## Task input
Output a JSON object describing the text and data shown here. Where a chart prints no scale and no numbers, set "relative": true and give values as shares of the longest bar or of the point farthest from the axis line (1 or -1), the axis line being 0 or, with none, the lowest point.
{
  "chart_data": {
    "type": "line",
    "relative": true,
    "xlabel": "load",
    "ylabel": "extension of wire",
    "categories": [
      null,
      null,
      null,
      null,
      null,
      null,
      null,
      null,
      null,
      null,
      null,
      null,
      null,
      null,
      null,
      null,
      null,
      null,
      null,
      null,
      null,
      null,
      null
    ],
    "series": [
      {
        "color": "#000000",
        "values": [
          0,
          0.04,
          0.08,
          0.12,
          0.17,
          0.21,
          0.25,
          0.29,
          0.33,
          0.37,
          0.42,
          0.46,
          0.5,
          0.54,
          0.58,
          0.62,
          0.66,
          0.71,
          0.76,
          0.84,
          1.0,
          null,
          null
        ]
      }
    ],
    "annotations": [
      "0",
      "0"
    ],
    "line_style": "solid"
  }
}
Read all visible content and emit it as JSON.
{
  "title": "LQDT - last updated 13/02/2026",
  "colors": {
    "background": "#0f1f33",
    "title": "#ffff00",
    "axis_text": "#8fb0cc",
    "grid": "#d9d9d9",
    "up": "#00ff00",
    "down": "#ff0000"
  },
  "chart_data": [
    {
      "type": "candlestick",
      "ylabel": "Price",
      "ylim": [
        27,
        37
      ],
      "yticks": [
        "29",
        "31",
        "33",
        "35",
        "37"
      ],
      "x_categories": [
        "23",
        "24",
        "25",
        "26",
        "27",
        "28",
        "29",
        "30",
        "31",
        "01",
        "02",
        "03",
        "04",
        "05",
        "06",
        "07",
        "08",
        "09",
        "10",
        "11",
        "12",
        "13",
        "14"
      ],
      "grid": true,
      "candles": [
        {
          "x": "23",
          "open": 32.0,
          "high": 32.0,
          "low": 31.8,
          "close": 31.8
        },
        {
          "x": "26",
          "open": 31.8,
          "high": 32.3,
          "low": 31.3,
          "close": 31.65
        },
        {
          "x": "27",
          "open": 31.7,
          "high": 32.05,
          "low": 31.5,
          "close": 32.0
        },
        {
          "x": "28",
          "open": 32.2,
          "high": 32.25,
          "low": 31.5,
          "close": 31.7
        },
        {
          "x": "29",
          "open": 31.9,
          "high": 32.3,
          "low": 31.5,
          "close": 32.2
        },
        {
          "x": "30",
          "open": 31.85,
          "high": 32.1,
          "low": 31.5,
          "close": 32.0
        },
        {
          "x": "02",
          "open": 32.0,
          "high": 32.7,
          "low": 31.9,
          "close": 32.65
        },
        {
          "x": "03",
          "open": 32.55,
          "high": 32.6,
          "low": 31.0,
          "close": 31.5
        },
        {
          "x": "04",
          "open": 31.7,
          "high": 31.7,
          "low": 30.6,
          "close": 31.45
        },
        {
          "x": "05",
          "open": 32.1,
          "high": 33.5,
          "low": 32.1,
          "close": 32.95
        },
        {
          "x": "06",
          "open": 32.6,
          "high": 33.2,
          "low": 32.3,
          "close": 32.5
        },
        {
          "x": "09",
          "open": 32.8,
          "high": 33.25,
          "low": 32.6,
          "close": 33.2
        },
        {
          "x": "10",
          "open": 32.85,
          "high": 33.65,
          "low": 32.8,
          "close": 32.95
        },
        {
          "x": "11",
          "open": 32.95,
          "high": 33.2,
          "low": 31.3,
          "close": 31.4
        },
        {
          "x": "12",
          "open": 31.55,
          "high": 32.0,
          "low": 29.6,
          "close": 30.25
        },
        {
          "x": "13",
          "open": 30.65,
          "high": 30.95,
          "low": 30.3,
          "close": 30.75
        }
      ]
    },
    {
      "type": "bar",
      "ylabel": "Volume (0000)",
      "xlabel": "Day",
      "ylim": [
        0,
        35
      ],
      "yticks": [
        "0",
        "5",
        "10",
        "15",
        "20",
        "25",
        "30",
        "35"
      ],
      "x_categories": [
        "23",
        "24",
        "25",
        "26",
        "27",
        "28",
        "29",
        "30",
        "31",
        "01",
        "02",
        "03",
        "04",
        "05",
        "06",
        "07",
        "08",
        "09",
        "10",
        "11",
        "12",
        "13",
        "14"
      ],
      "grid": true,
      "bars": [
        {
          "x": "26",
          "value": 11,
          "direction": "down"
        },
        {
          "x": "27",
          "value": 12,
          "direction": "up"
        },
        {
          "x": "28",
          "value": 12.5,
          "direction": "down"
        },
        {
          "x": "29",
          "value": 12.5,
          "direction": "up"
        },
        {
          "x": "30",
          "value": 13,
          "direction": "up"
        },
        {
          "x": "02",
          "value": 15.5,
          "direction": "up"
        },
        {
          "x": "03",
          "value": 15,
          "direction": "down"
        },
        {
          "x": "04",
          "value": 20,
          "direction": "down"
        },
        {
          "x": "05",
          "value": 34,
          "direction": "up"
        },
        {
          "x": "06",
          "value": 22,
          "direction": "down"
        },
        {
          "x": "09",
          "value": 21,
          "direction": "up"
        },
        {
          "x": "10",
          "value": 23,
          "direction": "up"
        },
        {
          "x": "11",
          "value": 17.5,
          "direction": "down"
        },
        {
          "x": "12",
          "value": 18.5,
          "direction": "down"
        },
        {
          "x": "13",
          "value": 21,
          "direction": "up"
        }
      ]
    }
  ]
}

## Exercise directions
In the records above, locate each line with the word "JSON". Copy all such lines.

## Exercise answer
Output a JSON object describing the text and data shown here. Where a chart prints no scale and no numbers, set "relative": true and give values as shares of the longest bar or of the point farthest from the axis line (1 or -1), the axis line being 0 or, with none, the lowest point.
Read all visible content and emit it as JSON.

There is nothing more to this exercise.